((

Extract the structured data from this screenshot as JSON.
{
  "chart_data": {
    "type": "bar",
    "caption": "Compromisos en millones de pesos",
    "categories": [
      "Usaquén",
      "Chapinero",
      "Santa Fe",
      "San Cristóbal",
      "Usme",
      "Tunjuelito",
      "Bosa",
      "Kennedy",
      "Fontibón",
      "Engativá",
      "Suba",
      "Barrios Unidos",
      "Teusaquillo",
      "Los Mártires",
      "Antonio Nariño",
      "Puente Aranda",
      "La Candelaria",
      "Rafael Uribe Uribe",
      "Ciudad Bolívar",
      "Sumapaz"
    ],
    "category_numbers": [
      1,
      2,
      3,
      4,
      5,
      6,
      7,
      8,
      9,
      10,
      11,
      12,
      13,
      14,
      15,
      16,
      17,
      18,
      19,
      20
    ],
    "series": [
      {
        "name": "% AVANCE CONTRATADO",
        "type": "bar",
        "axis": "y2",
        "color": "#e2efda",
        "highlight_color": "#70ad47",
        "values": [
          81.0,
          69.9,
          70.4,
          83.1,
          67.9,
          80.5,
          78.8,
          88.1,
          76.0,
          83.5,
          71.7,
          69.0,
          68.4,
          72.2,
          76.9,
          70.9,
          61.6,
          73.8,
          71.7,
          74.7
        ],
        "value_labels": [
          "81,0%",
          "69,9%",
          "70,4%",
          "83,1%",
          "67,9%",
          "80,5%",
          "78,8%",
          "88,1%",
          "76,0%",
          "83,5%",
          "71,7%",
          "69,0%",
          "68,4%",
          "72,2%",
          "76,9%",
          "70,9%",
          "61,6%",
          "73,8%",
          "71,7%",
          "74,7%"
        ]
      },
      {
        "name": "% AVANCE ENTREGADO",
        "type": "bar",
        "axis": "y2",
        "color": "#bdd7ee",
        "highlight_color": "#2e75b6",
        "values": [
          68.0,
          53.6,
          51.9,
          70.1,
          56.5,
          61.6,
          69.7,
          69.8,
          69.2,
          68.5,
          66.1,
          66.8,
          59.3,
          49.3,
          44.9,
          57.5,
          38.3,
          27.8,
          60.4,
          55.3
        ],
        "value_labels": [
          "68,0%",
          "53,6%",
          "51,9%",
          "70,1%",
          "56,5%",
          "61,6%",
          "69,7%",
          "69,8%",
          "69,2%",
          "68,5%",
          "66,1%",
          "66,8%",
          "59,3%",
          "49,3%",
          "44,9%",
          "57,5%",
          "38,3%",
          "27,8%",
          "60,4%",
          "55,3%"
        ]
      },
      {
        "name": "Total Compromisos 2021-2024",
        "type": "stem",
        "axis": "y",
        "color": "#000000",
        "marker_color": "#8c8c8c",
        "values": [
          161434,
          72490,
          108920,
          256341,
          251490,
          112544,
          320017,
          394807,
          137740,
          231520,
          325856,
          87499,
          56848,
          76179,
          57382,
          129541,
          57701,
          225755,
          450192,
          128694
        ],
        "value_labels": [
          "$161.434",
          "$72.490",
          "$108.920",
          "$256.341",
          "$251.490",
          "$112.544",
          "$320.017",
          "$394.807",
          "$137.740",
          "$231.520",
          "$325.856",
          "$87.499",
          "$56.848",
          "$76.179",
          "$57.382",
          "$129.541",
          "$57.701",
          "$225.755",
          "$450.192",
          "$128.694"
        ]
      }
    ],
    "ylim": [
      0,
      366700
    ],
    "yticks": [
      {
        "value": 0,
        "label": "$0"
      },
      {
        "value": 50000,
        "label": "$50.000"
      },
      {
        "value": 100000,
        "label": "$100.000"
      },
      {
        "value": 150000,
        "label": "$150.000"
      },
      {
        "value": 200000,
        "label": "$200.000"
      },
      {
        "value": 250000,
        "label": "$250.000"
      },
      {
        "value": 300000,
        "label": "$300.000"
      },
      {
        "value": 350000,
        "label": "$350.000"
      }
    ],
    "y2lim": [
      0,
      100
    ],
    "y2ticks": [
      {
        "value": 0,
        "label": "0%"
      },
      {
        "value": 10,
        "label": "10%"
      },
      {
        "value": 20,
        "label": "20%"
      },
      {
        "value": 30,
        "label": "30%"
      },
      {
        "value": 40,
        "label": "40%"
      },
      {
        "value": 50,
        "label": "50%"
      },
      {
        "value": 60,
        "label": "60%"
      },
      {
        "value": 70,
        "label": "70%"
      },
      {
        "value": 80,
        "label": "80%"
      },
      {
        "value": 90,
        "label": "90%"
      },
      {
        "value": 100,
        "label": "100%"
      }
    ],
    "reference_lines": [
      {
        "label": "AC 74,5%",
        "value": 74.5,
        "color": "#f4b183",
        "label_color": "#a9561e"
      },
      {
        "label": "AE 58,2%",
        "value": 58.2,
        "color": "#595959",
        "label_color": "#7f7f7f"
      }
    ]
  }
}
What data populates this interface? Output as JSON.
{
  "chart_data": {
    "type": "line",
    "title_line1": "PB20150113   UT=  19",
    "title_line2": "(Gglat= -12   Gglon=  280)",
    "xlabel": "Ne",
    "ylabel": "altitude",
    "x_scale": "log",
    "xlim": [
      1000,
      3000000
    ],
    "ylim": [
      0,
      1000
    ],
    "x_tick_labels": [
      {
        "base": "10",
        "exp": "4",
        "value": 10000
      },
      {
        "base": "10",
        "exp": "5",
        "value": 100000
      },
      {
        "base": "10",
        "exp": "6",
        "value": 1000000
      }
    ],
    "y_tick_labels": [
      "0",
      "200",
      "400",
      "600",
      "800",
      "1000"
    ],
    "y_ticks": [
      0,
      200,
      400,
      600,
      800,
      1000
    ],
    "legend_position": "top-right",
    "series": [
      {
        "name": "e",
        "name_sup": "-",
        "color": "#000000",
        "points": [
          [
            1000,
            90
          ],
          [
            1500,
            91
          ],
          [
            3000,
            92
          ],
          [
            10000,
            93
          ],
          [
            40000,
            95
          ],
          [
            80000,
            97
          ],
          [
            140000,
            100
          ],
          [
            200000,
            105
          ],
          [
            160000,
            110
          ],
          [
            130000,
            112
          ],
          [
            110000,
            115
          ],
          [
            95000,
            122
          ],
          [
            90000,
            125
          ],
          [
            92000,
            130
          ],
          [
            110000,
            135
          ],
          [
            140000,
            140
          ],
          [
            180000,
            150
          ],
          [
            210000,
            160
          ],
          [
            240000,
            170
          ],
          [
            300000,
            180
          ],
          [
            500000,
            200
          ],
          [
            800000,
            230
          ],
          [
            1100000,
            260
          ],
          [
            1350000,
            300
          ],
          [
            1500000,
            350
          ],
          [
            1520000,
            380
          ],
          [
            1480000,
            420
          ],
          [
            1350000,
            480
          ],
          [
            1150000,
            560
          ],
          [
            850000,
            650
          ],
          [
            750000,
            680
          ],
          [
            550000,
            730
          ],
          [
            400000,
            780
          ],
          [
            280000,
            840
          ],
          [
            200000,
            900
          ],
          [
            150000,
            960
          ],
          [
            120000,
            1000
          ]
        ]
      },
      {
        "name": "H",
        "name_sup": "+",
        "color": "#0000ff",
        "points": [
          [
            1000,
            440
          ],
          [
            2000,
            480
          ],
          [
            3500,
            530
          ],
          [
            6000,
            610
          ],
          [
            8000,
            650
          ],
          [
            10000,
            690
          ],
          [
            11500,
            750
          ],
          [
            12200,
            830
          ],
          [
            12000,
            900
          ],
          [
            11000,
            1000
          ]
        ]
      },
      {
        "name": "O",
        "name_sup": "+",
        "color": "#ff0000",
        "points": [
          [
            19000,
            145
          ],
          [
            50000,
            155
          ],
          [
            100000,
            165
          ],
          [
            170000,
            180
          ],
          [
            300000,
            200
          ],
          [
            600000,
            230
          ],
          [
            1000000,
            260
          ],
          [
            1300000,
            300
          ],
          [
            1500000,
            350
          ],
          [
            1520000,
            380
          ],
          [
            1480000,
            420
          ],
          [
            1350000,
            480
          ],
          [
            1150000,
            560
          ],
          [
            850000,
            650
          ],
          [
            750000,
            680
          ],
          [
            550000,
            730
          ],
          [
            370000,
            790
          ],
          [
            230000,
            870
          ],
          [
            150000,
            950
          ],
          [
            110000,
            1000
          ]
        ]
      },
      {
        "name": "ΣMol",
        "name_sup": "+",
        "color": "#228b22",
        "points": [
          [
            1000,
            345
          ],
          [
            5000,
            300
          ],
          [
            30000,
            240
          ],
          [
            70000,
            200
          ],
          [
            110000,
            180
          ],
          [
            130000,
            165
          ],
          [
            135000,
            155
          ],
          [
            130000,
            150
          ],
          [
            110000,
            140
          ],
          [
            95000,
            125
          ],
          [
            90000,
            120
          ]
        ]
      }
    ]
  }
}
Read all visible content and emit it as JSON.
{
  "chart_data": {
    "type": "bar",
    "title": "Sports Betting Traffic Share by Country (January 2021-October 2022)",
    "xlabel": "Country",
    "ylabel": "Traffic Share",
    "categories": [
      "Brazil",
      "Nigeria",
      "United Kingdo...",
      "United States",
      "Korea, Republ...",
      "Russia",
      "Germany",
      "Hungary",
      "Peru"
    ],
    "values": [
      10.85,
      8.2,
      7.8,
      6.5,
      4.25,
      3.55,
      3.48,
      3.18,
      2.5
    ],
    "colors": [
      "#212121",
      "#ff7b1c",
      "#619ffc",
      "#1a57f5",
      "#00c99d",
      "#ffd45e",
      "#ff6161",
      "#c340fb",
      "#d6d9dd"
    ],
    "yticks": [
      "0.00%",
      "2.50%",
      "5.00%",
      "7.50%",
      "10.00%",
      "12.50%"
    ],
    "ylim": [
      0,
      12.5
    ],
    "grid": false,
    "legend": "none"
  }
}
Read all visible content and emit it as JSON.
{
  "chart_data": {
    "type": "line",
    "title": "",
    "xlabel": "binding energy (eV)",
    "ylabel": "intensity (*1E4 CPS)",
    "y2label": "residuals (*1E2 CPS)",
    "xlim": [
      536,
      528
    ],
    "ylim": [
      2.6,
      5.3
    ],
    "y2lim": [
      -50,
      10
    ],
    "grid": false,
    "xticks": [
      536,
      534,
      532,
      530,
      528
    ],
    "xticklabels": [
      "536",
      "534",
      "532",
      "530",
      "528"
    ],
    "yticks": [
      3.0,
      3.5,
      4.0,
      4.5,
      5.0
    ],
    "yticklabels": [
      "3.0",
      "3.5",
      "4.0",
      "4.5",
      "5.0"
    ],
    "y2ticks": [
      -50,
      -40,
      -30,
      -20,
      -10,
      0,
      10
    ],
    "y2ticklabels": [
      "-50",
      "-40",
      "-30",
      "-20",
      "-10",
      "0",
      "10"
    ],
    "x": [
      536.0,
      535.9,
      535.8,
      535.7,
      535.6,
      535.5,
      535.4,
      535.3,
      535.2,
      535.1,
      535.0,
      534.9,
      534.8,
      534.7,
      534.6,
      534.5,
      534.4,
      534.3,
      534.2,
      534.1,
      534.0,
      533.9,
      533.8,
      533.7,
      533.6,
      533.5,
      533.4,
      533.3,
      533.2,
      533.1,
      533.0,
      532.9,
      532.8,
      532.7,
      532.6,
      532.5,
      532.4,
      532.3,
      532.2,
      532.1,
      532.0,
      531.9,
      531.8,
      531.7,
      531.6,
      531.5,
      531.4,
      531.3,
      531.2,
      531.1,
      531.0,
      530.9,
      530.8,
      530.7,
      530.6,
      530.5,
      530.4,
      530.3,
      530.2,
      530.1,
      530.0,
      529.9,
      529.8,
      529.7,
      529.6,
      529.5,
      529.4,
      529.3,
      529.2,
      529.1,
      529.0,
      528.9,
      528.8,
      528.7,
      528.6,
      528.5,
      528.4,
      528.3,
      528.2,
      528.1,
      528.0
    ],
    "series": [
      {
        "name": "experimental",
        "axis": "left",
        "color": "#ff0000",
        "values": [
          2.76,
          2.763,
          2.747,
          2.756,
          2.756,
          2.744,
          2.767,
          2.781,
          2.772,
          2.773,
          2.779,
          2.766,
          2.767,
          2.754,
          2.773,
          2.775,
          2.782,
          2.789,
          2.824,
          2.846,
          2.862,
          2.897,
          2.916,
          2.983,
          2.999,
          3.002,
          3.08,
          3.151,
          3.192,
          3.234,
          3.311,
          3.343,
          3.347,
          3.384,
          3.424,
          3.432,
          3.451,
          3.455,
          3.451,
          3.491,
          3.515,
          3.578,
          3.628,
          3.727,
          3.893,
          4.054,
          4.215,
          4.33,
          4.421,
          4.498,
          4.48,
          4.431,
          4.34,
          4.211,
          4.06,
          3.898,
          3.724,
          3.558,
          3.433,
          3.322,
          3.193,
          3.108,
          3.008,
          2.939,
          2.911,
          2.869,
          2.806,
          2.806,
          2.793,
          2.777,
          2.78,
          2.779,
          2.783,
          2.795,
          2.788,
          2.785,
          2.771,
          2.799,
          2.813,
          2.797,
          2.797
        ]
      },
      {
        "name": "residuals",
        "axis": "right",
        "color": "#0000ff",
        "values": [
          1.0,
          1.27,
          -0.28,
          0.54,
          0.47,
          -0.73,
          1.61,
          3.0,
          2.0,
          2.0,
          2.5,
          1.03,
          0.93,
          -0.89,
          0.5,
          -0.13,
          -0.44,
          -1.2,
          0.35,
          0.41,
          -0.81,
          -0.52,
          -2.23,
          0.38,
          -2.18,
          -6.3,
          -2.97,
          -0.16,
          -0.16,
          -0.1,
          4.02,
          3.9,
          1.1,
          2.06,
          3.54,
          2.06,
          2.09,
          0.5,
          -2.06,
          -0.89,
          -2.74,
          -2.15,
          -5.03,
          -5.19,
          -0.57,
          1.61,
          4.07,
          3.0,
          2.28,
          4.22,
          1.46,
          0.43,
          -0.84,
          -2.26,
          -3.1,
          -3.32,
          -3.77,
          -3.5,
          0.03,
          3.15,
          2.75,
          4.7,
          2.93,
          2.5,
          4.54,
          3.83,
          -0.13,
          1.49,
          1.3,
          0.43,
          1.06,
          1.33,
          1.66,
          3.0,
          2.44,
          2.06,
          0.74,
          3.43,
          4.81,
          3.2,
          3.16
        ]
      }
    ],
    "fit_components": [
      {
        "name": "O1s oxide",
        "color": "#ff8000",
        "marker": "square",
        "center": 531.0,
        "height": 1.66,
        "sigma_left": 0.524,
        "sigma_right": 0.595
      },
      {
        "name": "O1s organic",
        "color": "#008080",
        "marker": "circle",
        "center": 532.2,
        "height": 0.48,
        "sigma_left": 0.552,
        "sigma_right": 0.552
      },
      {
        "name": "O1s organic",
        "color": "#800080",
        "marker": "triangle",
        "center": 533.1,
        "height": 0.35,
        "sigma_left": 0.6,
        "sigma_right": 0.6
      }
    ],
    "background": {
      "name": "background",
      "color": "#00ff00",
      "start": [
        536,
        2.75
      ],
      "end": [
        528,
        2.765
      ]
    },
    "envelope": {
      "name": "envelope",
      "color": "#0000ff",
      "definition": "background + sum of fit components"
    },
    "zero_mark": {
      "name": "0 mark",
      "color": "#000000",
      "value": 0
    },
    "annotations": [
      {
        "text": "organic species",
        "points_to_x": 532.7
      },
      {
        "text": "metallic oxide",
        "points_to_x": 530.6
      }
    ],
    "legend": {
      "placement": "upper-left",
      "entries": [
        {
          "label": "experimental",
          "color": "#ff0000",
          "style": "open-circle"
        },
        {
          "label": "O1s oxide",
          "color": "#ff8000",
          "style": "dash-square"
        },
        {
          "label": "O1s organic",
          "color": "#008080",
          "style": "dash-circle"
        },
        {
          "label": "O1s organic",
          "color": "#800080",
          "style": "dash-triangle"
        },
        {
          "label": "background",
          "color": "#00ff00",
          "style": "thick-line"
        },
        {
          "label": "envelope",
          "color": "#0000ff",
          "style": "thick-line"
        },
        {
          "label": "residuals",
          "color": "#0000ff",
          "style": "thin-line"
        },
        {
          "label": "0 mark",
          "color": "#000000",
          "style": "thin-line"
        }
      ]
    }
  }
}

))

→ Work to be completed: In the entries above, find every line with the word "circle" and list it.

→ Output for this exercise:
        "marker": "circle",
          "style": "open-circle"
          "style": "dash-circle"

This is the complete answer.